▶ Direction
Below are the entries; state how many of their lines contain the string "comments", and nothing more.

* * * * * * *

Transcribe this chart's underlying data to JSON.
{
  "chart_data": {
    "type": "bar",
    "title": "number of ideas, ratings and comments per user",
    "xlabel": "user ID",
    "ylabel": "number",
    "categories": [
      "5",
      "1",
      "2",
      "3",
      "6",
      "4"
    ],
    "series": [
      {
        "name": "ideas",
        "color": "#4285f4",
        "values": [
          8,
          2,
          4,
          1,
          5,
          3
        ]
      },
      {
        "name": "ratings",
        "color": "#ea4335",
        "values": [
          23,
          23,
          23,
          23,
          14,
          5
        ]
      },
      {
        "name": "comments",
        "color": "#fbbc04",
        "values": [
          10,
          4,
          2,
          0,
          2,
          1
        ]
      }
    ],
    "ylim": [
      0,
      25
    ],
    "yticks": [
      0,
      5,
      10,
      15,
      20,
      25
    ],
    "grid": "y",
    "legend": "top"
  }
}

* * * * * * *

▶ Task response
2